DATASET RECORDS.
-------------------------

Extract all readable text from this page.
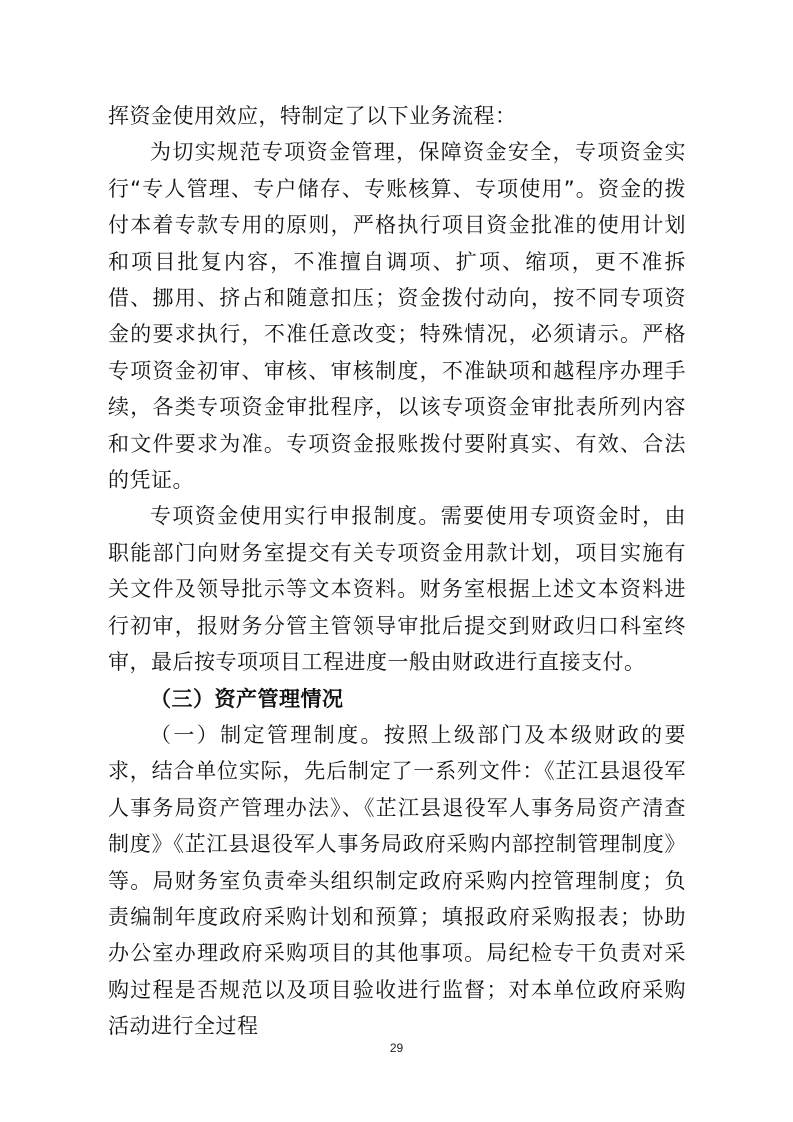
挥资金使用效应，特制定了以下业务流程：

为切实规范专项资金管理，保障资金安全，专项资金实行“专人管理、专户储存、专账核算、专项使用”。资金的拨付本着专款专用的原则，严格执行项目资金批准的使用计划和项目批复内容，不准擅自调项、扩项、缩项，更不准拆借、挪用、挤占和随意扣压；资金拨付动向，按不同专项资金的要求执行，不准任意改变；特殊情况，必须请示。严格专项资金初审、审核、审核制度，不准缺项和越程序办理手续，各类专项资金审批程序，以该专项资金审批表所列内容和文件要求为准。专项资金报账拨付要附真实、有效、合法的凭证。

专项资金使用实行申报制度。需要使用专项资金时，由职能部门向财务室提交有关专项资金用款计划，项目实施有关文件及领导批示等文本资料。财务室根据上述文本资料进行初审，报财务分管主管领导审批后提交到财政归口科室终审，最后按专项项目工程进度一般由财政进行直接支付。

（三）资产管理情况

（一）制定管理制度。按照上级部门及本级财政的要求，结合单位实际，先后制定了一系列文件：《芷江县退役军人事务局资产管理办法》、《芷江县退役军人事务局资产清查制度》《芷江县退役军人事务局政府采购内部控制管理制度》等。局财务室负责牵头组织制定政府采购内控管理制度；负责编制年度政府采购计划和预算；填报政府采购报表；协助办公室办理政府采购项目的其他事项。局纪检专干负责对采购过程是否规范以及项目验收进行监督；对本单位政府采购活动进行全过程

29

-------------------------

WHAT THIS TASK INVOLVES. Write out the whole listing exactly, and drop the pictures.

EXERCISE SOLUTION.
Extract all readable text from this page.
挥资金使用效应，特制定了以下业务流程：

为切实规范专项资金管理，保障资金安全，专项资金实行“专人管理、专户储存、专账核算、专项使用”。资金的拨付本着专款专用的原则，严格执行项目资金批准的使用计划和项目批复内容，不准擅自调项、扩项、缩项，更不准拆借、挪用、挤占和随意扣压；资金拨付动向，按不同专项资金的要求执行，不准任意改变；特殊情况，必须请示。严格专项资金初审、审核、审核制度，不准缺项和越程序办理手续，各类专项资金审批程序，以该专项资金审批表所列内容和文件要求为准。专项资金报账拨付要附真实、有效、合法的凭证。

专项资金使用实行申报制度。需要使用专项资金时，由职能部门向财务室提交有关专项资金用款计划，项目实施有关文件及领导批示等文本资料。财务室根据上述文本资料进行初审，报财务分管主管领导审批后提交到财政归口科室终审，最后按专项项目工程进度一般由财政进行直接支付。

（三）资产管理情况

（一）制定管理制度。按照上级部门及本级财政的要求，结合单位实际，先后制定了一系列文件：《芷江县退役军人事务局资产管理办法》、《芷江县退役军人事务局资产清查制度》《芷江县退役军人事务局政府采购内部控制管理制度》等。局财务室负责牵头组织制定政府采购内控管理制度；负责编制年度政府采购计划和预算；填报政府采购报表；协助办公室办理政府采购项目的其他事项。局纪检专干负责对采购过程是否规范以及项目验收进行监督；对本单位政府采购活动进行全过程

29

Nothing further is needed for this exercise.